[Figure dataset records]
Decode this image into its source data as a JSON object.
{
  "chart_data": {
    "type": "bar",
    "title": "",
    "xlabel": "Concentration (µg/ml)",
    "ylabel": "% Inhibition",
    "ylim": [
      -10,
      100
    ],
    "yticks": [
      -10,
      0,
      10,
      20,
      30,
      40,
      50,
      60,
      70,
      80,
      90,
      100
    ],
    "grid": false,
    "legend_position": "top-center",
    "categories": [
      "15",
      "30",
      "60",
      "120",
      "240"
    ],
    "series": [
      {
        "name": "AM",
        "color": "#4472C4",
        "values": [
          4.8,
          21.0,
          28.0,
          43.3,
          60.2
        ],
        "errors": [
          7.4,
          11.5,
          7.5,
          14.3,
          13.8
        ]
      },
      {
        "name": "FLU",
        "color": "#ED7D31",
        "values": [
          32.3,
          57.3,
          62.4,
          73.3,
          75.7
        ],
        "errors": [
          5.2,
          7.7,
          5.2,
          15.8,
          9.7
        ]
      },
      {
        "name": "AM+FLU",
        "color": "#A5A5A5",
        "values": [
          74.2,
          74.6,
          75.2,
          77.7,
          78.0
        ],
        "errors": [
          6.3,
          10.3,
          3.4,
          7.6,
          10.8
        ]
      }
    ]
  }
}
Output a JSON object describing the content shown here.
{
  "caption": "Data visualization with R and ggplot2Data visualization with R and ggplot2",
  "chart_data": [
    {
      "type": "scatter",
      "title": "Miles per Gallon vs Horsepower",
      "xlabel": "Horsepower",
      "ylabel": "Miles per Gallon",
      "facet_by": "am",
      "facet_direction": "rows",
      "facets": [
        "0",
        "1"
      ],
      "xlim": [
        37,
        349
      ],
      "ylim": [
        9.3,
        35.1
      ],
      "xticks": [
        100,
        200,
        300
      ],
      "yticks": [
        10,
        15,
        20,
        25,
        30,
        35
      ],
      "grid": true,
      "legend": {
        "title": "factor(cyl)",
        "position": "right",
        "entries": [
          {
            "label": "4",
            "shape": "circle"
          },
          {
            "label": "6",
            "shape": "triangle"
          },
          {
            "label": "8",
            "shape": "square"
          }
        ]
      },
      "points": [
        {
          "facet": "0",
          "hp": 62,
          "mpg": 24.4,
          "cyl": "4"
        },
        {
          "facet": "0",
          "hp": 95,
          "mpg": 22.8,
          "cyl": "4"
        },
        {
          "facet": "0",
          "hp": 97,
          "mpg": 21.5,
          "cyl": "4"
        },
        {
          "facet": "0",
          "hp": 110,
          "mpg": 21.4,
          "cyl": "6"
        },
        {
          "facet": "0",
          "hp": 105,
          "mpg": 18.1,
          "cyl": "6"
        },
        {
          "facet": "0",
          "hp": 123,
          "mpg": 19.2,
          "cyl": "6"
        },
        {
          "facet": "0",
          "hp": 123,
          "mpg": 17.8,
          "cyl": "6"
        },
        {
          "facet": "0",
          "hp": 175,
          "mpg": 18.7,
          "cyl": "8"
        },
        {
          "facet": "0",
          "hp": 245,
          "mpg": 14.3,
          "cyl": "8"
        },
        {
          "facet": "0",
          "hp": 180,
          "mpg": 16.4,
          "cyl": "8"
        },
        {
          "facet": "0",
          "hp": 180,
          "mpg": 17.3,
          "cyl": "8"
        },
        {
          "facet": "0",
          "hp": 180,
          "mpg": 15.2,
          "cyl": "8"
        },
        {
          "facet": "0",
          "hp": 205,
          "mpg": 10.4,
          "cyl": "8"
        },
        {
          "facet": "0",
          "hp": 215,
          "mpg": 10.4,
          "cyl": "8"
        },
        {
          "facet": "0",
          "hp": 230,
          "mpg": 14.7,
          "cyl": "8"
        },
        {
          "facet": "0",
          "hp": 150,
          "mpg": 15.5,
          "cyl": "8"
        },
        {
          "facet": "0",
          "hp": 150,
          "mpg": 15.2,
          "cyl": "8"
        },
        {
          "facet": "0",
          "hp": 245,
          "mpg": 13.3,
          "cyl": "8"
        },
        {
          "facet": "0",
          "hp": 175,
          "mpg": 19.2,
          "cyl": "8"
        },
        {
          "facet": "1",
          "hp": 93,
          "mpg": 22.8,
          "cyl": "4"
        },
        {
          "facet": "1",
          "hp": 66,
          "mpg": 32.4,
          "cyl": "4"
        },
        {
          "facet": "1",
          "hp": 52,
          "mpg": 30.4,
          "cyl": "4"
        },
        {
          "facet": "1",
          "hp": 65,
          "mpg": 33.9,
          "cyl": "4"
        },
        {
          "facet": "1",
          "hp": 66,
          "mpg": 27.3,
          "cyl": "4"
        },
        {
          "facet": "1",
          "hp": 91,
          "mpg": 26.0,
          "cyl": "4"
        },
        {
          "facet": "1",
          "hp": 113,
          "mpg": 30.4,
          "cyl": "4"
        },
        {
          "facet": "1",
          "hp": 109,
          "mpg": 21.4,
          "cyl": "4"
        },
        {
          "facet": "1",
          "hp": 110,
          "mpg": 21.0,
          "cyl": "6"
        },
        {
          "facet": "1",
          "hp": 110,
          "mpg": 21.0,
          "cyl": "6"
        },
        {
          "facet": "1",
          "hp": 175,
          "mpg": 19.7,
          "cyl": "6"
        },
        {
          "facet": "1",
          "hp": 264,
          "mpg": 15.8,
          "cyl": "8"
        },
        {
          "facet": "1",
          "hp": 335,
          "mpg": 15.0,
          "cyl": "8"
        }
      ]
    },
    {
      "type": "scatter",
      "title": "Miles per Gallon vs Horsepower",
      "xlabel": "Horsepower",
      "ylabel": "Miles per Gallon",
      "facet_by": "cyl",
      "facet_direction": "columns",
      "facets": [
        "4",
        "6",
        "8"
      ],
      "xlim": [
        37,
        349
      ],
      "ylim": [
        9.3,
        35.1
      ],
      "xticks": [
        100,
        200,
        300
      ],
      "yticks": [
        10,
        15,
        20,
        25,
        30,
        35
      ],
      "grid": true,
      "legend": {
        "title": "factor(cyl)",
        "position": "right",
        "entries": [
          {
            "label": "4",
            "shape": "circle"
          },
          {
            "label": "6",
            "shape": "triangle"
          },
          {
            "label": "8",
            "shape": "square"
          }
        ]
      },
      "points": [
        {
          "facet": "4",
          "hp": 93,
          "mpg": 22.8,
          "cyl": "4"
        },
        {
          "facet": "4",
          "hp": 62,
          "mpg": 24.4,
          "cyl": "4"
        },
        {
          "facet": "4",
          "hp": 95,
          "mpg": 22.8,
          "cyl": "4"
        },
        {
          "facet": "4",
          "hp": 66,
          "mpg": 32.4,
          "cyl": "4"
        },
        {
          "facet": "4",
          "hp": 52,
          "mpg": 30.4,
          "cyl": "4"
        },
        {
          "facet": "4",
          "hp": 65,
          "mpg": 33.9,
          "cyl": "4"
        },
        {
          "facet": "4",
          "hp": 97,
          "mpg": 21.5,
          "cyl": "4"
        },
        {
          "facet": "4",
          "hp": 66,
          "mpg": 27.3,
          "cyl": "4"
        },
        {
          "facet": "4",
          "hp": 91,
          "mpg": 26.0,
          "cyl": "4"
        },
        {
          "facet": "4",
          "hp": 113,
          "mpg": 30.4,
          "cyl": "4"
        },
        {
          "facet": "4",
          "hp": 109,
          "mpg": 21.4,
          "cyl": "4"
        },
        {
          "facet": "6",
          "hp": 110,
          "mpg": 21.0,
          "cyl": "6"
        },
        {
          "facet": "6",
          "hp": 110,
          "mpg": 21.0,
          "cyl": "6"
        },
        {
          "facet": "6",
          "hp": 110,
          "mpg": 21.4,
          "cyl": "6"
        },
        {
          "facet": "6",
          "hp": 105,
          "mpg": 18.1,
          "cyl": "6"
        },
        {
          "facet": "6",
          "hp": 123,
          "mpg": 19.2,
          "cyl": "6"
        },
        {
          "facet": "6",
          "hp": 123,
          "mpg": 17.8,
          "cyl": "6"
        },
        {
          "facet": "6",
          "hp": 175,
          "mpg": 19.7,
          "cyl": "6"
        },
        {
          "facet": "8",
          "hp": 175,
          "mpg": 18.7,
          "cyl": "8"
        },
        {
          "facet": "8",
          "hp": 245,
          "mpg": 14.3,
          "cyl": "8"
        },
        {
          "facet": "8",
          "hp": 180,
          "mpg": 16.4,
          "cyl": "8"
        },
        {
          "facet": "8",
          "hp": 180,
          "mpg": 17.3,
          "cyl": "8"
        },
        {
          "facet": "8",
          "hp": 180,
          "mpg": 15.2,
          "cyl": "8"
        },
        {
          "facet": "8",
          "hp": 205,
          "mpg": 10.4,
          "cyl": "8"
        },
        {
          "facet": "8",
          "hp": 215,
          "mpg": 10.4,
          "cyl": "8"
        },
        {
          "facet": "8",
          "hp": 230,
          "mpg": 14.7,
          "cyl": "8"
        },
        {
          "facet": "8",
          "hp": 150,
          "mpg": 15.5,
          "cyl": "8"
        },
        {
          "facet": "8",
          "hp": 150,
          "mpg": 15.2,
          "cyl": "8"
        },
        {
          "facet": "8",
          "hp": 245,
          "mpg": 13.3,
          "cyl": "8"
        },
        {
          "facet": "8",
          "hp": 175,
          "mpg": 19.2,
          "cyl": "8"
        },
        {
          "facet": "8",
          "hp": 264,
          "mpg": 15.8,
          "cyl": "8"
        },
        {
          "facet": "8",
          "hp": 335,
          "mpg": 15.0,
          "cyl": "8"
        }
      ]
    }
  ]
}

[EXERCISE REQUIREMENTS]:
Pick out every line above that contains the word "object" and copy it.

[TASK ANSWER]:
Decode this image into its source data as a JSON object.
Output a JSON object describing the content shown here.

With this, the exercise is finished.